[EXERCISE MATERIALS]
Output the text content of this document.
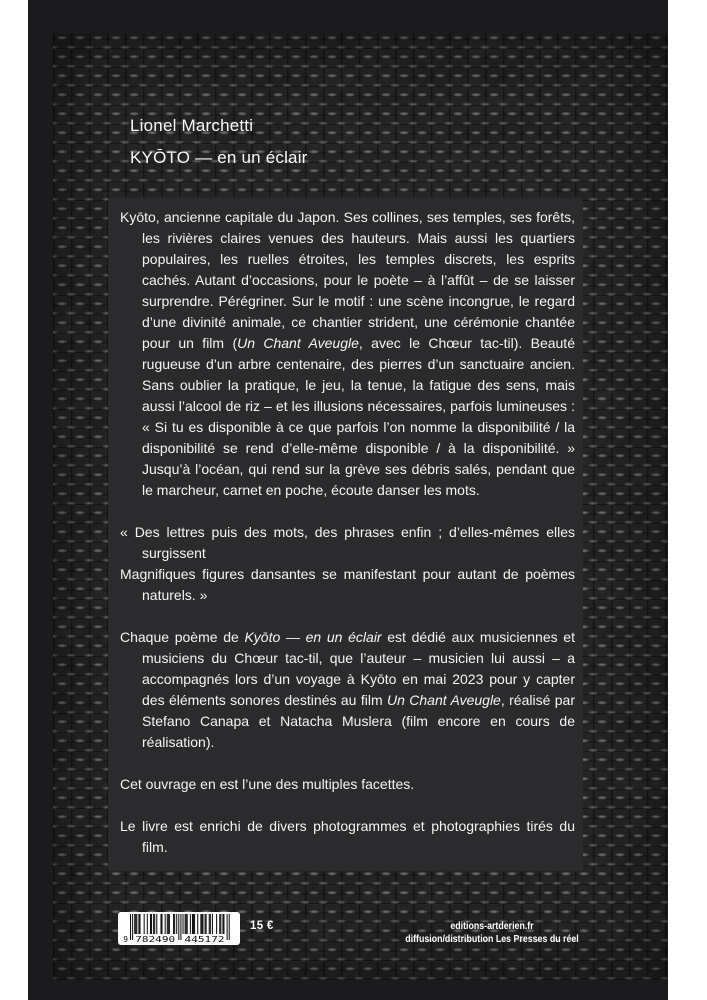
Lionel Marchetti
KYŌTO — en un éclair

Kyōto, ancienne capitale du Japon. Ses collines, ses temples, ses forêts, les rivières claires venues des hauteurs. Mais aussi les quartiers populaires, les ruelles étroites, les temples discrets, les esprits cachés. Autant d’occasions, pour le poète – à l’affût – de se laisser surprendre. Pérégriner. Sur le motif : une scène incongrue, le regard d’une divinité animale, ce chantier strident, une cérémonie chantée pour un film (Un Chant Aveugle, avec le Chœur tac-til). Beauté rugueuse d’un arbre centenaire, des pierres d’un sanctuaire ancien. Sans oublier la pratique, le jeu, la tenue, la fatigue des sens, mais aussi l’alcool de riz – et les illusions nécessaires, parfois lumineuses : « Si tu es disponible à ce que parfois l’on nomme la disponibilité / la disponibilité se rend d’elle-même disponible / à la disponibilité. » Jusqu’à l’océan, qui rend sur la grève ses débris salés, pendant que le marcheur, carnet en poche, écoute danser les mots.

« Des lettres puis des mots, des phrases enfin ; d’elles-mêmes elles surgissent

Magnifiques figures dansantes se manifestant pour autant de poèmes naturels. »

Chaque poème de Kyōto — en un éclair est dédié aux musiciennes et musiciens du Chœur tac-til, que l’auteur – musicien lui aussi – a accompagnés lors d’un voyage à Kyōto en mai 2023 pour y capter des éléments sonores destinés au film Un Chant Aveugle, réalisé par Stefano Canapa et Natacha Muslera (film encore en cours de réalisation).

Cet ouvrage en est l’une des multiples facettes.

Le livre est enrichi de divers photogrammes et photographies tirés du film.

9 782490 445172
15 €	editions-artderien.fr
diffusion/distribution Les Presses du réel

[INSTRUCTIONS FOR THE TASK] Gather up the lines that contain the word "Chant".

[TASK RESPONSE]
Kyōto, ancienne capitale du Japon. Ses collines, ses temples, ses forêts, les rivières claires venues des hauteurs. Mais aussi les quartiers populaires, les ruelles étroites, les temples discrets, les esprits cachés. Autant d’occasions, pour le poète – à l’affût – de se laisser surprendre. Pérégriner. Sur le motif : une scène incongrue, le regard d’une divinité animale, ce chantier strident, une cérémonie chantée pour un film (Un Chant Aveugle, avec le Chœur tac-til). Beauté rugueuse d’un arbre centenaire, des pierres d’un sanctuaire ancien. Sans oublier la pratique, le jeu, la tenue, la fatigue des sens, mais aussi l’alcool de riz – et les illusions nécessaires, parfois lumineuses : « Si tu es disponible à ce que parfois l’on nomme la disponibilité / la disponibilité se rend d’elle-même disponible / à la disponibilité. » Jusqu’à l’océan, qui rend sur la grève ses débris salés, pendant que le marcheur, carnet en poche, écoute danser les mots.
Chaque poème de Kyōto — en un éclair est dédié aux musiciennes et musiciens du Chœur tac-til, que l’auteur – musicien lui aussi – a accompagnés lors d’un voyage à Kyōto en mai 2023 pour y capter des éléments sonores destinés au film Un Chant Aveugle, réalisé par Stefano Canapa et Natacha Muslera (film encore en cours de réalisation).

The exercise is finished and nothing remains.